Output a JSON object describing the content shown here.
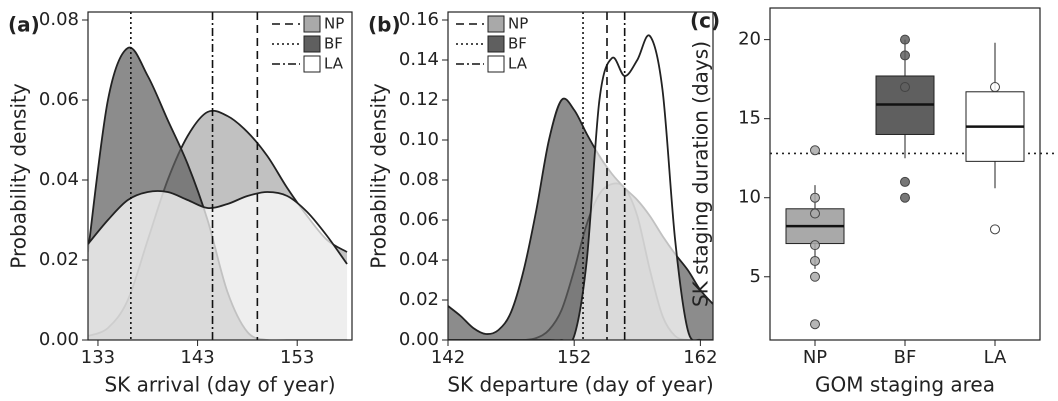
{
  "chart_data": [
    {
      "type": "density",
      "label": "(a)",
      "xlabel": "SK arrival (day of year)",
      "ylabel": "Probability density",
      "x": [
        132,
        134,
        136,
        138,
        140,
        142,
        144,
        146,
        148,
        150,
        152,
        154,
        156,
        158
      ],
      "series": [
        {
          "name": "NP",
          "color": "#a9a9a9",
          "linestyle": "dashed",
          "mean": 149,
          "values": [
            0.001,
            0.003,
            0.01,
            0.025,
            0.04,
            0.051,
            0.057,
            0.056,
            0.052,
            0.046,
            0.038,
            0.031,
            0.025,
            0.022
          ]
        },
        {
          "name": "BF",
          "color": "#5f5f5f",
          "linestyle": "dotted",
          "mean": 136.3,
          "values": [
            0.022,
            0.06,
            0.073,
            0.066,
            0.055,
            0.044,
            0.03,
            0.012,
            0.002,
            0,
            0,
            0,
            0,
            0
          ]
        },
        {
          "name": "LA",
          "color": "#ffffff",
          "linestyle": "dashdot",
          "mean": 144.5,
          "values": [
            0.024,
            0.03,
            0.035,
            0.037,
            0.037,
            0.035,
            0.033,
            0.034,
            0.036,
            0.037,
            0.036,
            0.032,
            0.026,
            0.019
          ]
        }
      ],
      "xlim": [
        132,
        158.5
      ],
      "xticks": [
        133,
        143,
        153
      ],
      "ylim": [
        0,
        0.082
      ],
      "yticks": [
        {
          "value": 0,
          "label": "0.00"
        },
        {
          "value": 0.02,
          "label": "0.02"
        },
        {
          "value": 0.04,
          "label": "0.04"
        },
        {
          "value": 0.06,
          "label": "0.06"
        },
        {
          "value": 0.08,
          "label": "0.08"
        }
      ],
      "legend": "upper right"
    },
    {
      "type": "density",
      "label": "(b)",
      "xlabel": "SK departure (day of year)",
      "ylabel": "Probability density",
      "x": [
        142,
        143,
        144,
        145,
        146,
        147,
        148,
        149,
        150,
        151,
        152,
        153,
        154,
        155,
        156,
        157,
        158,
        159,
        160,
        161,
        162,
        163
      ],
      "series": [
        {
          "name": "NP",
          "color": "#a9a9a9",
          "linestyle": "dashed",
          "mean": 154.6,
          "values": [
            0,
            0,
            0,
            0,
            0,
            0,
            0,
            0.001,
            0.005,
            0.015,
            0.035,
            0.058,
            0.073,
            0.078,
            0.076,
            0.062,
            0.035,
            0.012,
            0.002,
            0,
            0,
            0
          ]
        },
        {
          "name": "BF",
          "color": "#5f5f5f",
          "linestyle": "dotted",
          "mean": 152.7,
          "values": [
            0.017,
            0.012,
            0.006,
            0.003,
            0.005,
            0.014,
            0.035,
            0.065,
            0.1,
            0.12,
            0.115,
            0.103,
            0.092,
            0.083,
            0.076,
            0.07,
            0.062,
            0.052,
            0.043,
            0.035,
            0.025,
            0.018
          ]
        },
        {
          "name": "LA",
          "color": "#ffffff",
          "linestyle": "dashdot",
          "mean": 156,
          "values": [
            0,
            0,
            0,
            0,
            0,
            0,
            0,
            0,
            0,
            0,
            0.002,
            0.04,
            0.12,
            0.141,
            0.132,
            0.14,
            0.152,
            0.125,
            0.05,
            0.005,
            0,
            0
          ]
        }
      ],
      "xlim": [
        142,
        163
      ],
      "xticks": [
        142,
        152,
        162
      ],
      "ylim": [
        0,
        0.164
      ],
      "yticks": [
        {
          "value": 0,
          "label": "0.00"
        },
        {
          "value": 0.02,
          "label": "0.02"
        },
        {
          "value": 0.04,
          "label": "0.04"
        },
        {
          "value": 0.06,
          "label": "0.06"
        },
        {
          "value": 0.08,
          "label": "0.08"
        },
        {
          "value": 0.1,
          "label": "0.10"
        },
        {
          "value": 0.12,
          "label": "0.12"
        },
        {
          "value": 0.14,
          "label": "0.14"
        },
        {
          "value": 0.16,
          "label": "0.16"
        }
      ],
      "legend": "upper left"
    },
    {
      "type": "box",
      "label": "(c)",
      "xlabel": "GOM staging area",
      "ylabel": "SK staging duration (days)",
      "categories": [
        "NP",
        "BF",
        "LA"
      ],
      "boxes": [
        {
          "color": "#a9a9a9",
          "whisker_low": 5.5,
          "q1": 7.1,
          "median": 8.2,
          "q3": 9.3,
          "whisker_high": 10.8,
          "points": [
            13,
            10,
            9,
            7,
            6,
            5,
            2
          ]
        },
        {
          "color": "#5f5f5f",
          "whisker_low": 12.5,
          "q1": 14,
          "median": 15.9,
          "q3": 17.7,
          "whisker_high": 20,
          "points": [
            20,
            19,
            17,
            11,
            10
          ]
        },
        {
          "color": "#ffffff",
          "whisker_low": 10.6,
          "q1": 12.3,
          "median": 14.5,
          "q3": 16.7,
          "whisker_high": 19.8,
          "points": [
            17,
            8
          ]
        }
      ],
      "hline": 12.8,
      "ylim": [
        1,
        22
      ],
      "yticks": [
        5,
        10,
        15,
        20
      ]
    }
  ]
}
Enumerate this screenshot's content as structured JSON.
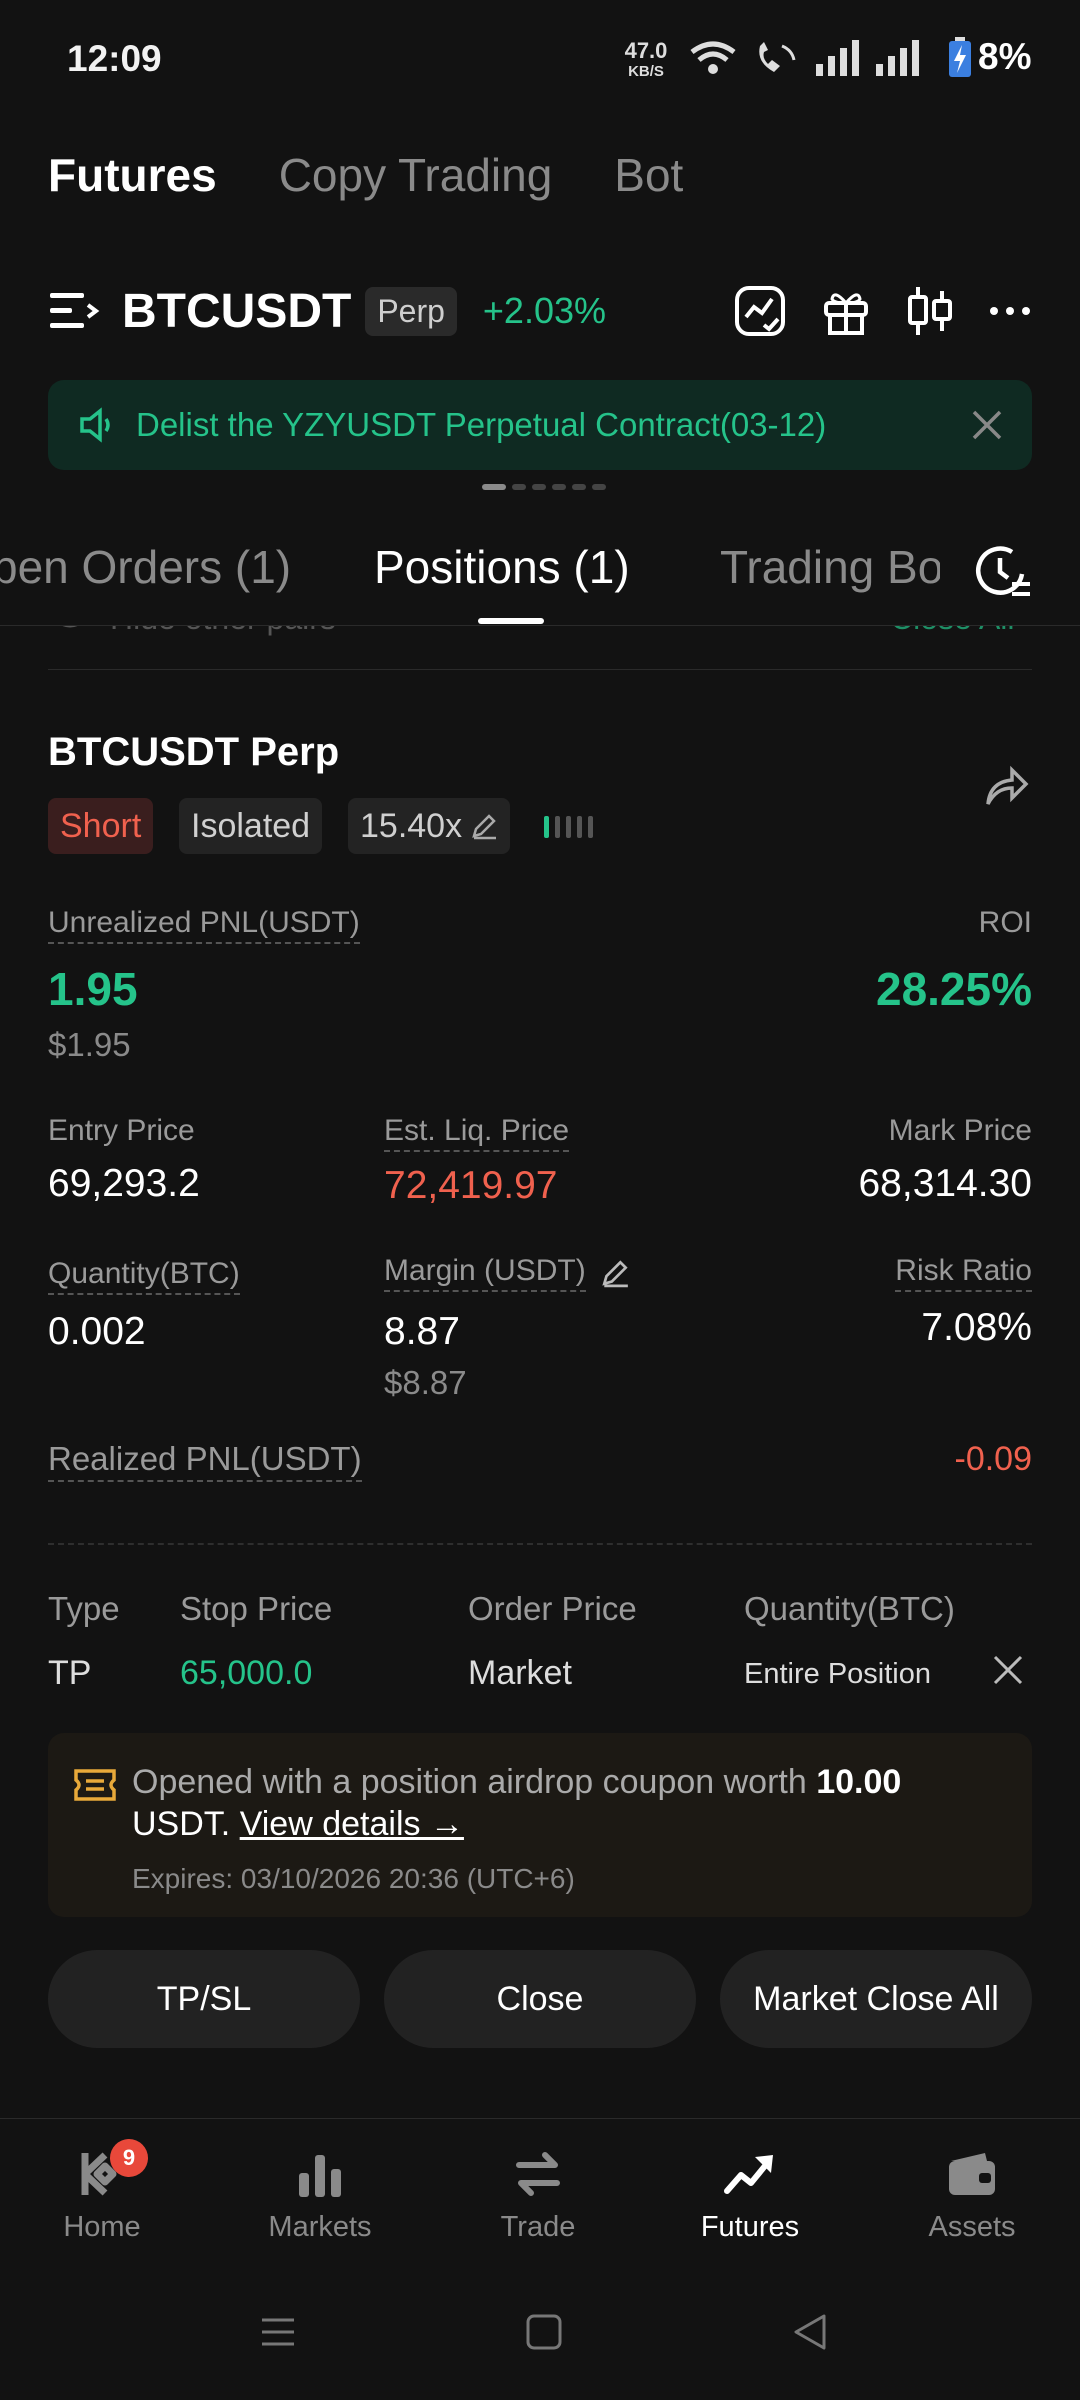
{
  "status": {
    "time": "12:09",
    "net_speed": "47.0",
    "net_unit": "KB/S",
    "battery": "8%"
  },
  "topnav": {
    "futures": "Futures",
    "copy": "Copy Trading",
    "bot": "Bot"
  },
  "header": {
    "symbol": "BTCUSDT",
    "perp": "Perp",
    "change": "+2.03%"
  },
  "banner": {
    "text": "Delist the YZYUSDT Perpetual Contract(03-12)"
  },
  "tabs": {
    "open_orders": "pen Orders (1)",
    "positions": "Positions (1)",
    "trading_bots": "Trading Bo"
  },
  "filter": {
    "hide_other": "Hide other pairs",
    "close_all": "Close All"
  },
  "position": {
    "name": "BTCUSDT Perp",
    "side": "Short",
    "margin_mode": "Isolated",
    "leverage": "15.40x",
    "unrealized_label": "Unrealized PNL(USDT)",
    "unrealized_value": "1.95",
    "unrealized_usd": "$1.95",
    "roi_label": "ROI",
    "roi_value": "28.25%",
    "entry_label": "Entry Price",
    "entry_value": "69,293.2",
    "liq_label": "Est. Liq. Price",
    "liq_value": "72,419.97",
    "mark_label": "Mark Price",
    "mark_value": "68,314.30",
    "qty_label": "Quantity(BTC)",
    "qty_value": "0.002",
    "margin_label": "Margin (USDT)",
    "margin_value": "8.87",
    "margin_usd": "$8.87",
    "risk_label": "Risk Ratio",
    "risk_value": "7.08%",
    "realized_label": "Realized PNL(USDT)",
    "realized_value": "-0.09"
  },
  "tpsl": {
    "headers": {
      "type": "Type",
      "stop": "Stop Price",
      "order": "Order Price",
      "qty": "Quantity(BTC)"
    },
    "row": {
      "type": "TP",
      "stop": "65,000.0",
      "order": "Market",
      "qty": "Entire Position"
    }
  },
  "coupon": {
    "text_pre": "Opened with a position airdrop coupon worth ",
    "amount": "10.00",
    "text_unit": "USDT.",
    "link": "View details →",
    "expires": "Expires: 03/10/2026 20:36 (UTC+6)"
  },
  "buttons": {
    "tpsl": "TP/SL",
    "close": "Close",
    "market_close_all": "Market Close All"
  },
  "bottomnav": {
    "home": "Home",
    "home_badge": "9",
    "markets": "Markets",
    "trade": "Trade",
    "futures": "Futures",
    "assets": "Assets"
  },
  "colors": {
    "green": "#25c38a",
    "red": "#f0614e",
    "bg": "#121212"
  }
}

**Problem to work on**
Exactly reproduce the entries above, minus the pictures.

**Solution**
Output a JSON object describing the content shown here.
{
  "chart_data": [
    {
      "type": "density",
      "label": "(a)",
      "xlabel": "SK arrival (day of year)",
      "ylabel": "Probability density",
      "x": [
        132,
        134,
        136,
        138,
        140,
        142,
        144,
        146,
        148,
        150,
        152,
        154,
        156,
        158
      ],
      "series": [
        {
          "name": "NP",
          "color": "#a9a9a9",
          "linestyle": "dashed",
          "mean": 149,
          "values": [
            0.001,
            0.003,
            0.01,
            0.025,
            0.04,
            0.051,
            0.057,
            0.056,
            0.052,
            0.046,
            0.038,
            0.031,
            0.025,
            0.022
          ]
        },
        {
          "name": "BF",
          "color": "#5f5f5f",
          "linestyle": "dotted",
          "mean": 136.3,
          "values": [
            0.022,
            0.06,
            0.073,
            0.066,
            0.055,
            0.044,
            0.03,
            0.012,
            0.002,
            0,
            0,
            0,
            0,
            0
          ]
        },
        {
          "name": "LA",
          "color": "#ffffff",
          "linestyle": "dashdot",
          "mean": 144.5,
          "values": [
            0.024,
            0.03,
            0.035,
            0.037,
            0.037,
            0.035,
            0.033,
            0.034,
            0.036,
            0.037,
            0.036,
            0.032,
            0.026,
            0.019
          ]
        }
      ],
      "xlim": [
        132,
        158.5
      ],
      "xticks": [
        133,
        143,
        153
      ],
      "ylim": [
        0,
        0.082
      ],
      "yticks": [
        {
          "value": 0,
          "label": "0.00"
        },
        {
          "value": 0.02,
          "label": "0.02"
        },
        {
          "value": 0.04,
          "label": "0.04"
        },
        {
          "value": 0.06,
          "label": "0.06"
        },
        {
          "value": 0.08,
          "label": "0.08"
        }
      ],
      "legend": "upper right"
    },
    {
      "type": "density",
      "label": "(b)",
      "xlabel": "SK departure (day of year)",
      "ylabel": "Probability density",
      "x": [
        142,
        143,
        144,
        145,
        146,
        147,
        148,
        149,
        150,
        151,
        152,
        153,
        154,
        155,
        156,
        157,
        158,
        159,
        160,
        161,
        162,
        163
      ],
      "series": [
        {
          "name": "NP",
          "color": "#a9a9a9",
          "linestyle": "dashed",
          "mean": 154.6,
          "values": [
            0,
            0,
            0,
            0,
            0,
            0,
            0,
            0.001,
            0.005,
            0.015,
            0.035,
            0.058,
            0.073,
            0.078,
            0.076,
            0.062,
            0.035,
            0.012,
            0.002,
            0,
            0,
            0
          ]
        },
        {
          "name": "BF",
          "color": "#5f5f5f",
          "linestyle": "dotted",
          "mean": 152.7,
          "values": [
            0.017,
            0.012,
            0.006,
            0.003,
            0.005,
            0.014,
            0.035,
            0.065,
            0.1,
            0.12,
            0.115,
            0.103,
            0.092,
            0.083,
            0.076,
            0.07,
            0.062,
            0.052,
            0.043,
            0.035,
            0.025,
            0.018
          ]
        },
        {
          "name": "LA",
          "color": "#ffffff",
          "linestyle": "dashdot",
          "mean": 156,
          "values": [
            0,
            0,
            0,
            0,
            0,
            0,
            0,
            0,
            0,
            0,
            0.002,
            0.04,
            0.12,
            0.141,
            0.132,
            0.14,
            0.152,
            0.125,
            0.05,
            0.005,
            0,
            0
          ]
        }
      ],
      "xlim": [
        142,
        163
      ],
      "xticks": [
        142,
        152,
        162
      ],
      "ylim": [
        0,
        0.164
      ],
      "yticks": [
        {
          "value": 0,
          "label": "0.00"
        },
        {
          "value": 0.02,
          "label": "0.02"
        },
        {
          "value": 0.04,
          "label": "0.04"
        },
        {
          "value": 0.06,
          "label": "0.06"
        },
        {
          "value": 0.08,
          "label": "0.08"
        },
        {
          "value": 0.1,
          "label": "0.10"
        },
        {
          "value": 0.12,
          "label": "0.12"
        },
        {
          "value": 0.14,
          "label": "0.14"
        },
        {
          "value": 0.16,
          "label": "0.16"
        }
      ],
      "legend": "upper left"
    },
    {
      "type": "box",
      "label": "(c)",
      "xlabel": "GOM staging area",
      "ylabel": "SK staging duration (days)",
      "categories": [
        "NP",
        "BF",
        "LA"
      ],
      "boxes": [
        {
          "color": "#a9a9a9",
          "whisker_low": 5.5,
          "q1": 7.1,
          "median": 8.2,
          "q3": 9.3,
          "whisker_high": 10.8,
          "points": [
            13,
            10,
            9,
            7,
            6,
            5,
            2
          ]
        },
        {
          "color": "#5f5f5f",
          "whisker_low": 12.5,
          "q1": 14,
          "median": 15.9,
          "q3": 17.7,
          "whisker_high": 20,
          "points": [
            20,
            19,
            17,
            11,
            10
          ]
        },
        {
          "color": "#ffffff",
          "whisker_low": 10.6,
          "q1": 12.3,
          "median": 14.5,
          "q3": 16.7,
          "whisker_high": 19.8,
          "points": [
            17,
            8
          ]
        }
      ],
      "hline": 12.8,
      "ylim": [
        1,
        22
      ],
      "yticks": [
        5,
        10,
        15,
        20
      ]
    }
  ]
}
Enumerate this screenshot's content as structured JSON.
{
  "status": {
    "time": "12:09",
    "net_speed": "47.0",
    "net_unit": "KB/S",
    "battery": "8%"
  },
  "topnav": {
    "futures": "Futures",
    "copy": "Copy Trading",
    "bot": "Bot"
  },
  "header": {
    "symbol": "BTCUSDT",
    "perp": "Perp",
    "change": "+2.03%"
  },
  "banner": {
    "text": "Delist the YZYUSDT Perpetual Contract(03-12)"
  },
  "tabs": {
    "open_orders": "pen Orders (1)",
    "positions": "Positions (1)",
    "trading_bots": "Trading Bo"
  },
  "filter": {
    "hide_other": "Hide other pairs",
    "close_all": "Close All"
  },
  "position": {
    "name": "BTCUSDT Perp",
    "side": "Short",
    "margin_mode": "Isolated",
    "leverage": "15.40x",
    "unrealized_label": "Unrealized PNL(USDT)",
    "unrealized_value": "1.95",
    "unrealized_usd": "$1.95",
    "roi_label": "ROI",
    "roi_value": "28.25%",
    "entry_label": "Entry Price",
    "entry_value": "69,293.2",
    "liq_label": "Est. Liq. Price",
    "liq_value": "72,419.97",
    "mark_label": "Mark Price",
    "mark_value": "68,314.30",
    "qty_label": "Quantity(BTC)",
    "qty_value": "0.002",
    "margin_label": "Margin (USDT)",
    "margin_value": "8.87",
    "margin_usd": "$8.87",
    "risk_label": "Risk Ratio",
    "risk_value": "7.08%",
    "realized_label": "Realized PNL(USDT)",
    "realized_value": "-0.09"
  },
  "tpsl": {
    "headers": {
      "type": "Type",
      "stop": "Stop Price",
      "order": "Order Price",
      "qty": "Quantity(BTC)"
    },
    "row": {
      "type": "TP",
      "stop": "65,000.0",
      "order": "Market",
      "qty": "Entire Position"
    }
  },
  "coupon": {
    "text_pre": "Opened with a position airdrop coupon worth ",
    "amount": "10.00",
    "text_unit": "USDT.",
    "link": "View details →",
    "expires": "Expires: 03/10/2026 20:36 (UTC+6)"
  },
  "buttons": {
    "tpsl": "TP/SL",
    "close": "Close",
    "market_close_all": "Market Close All"
  },
  "bottomnav": {
    "home": "Home",
    "home_badge": "9",
    "markets": "Markets",
    "trade": "Trade",
    "futures": "Futures",
    "assets": "Assets"
  },
  "colors": {
    "green": "#25c38a",
    "red": "#f0614e",
    "bg": "#121212"
  }
}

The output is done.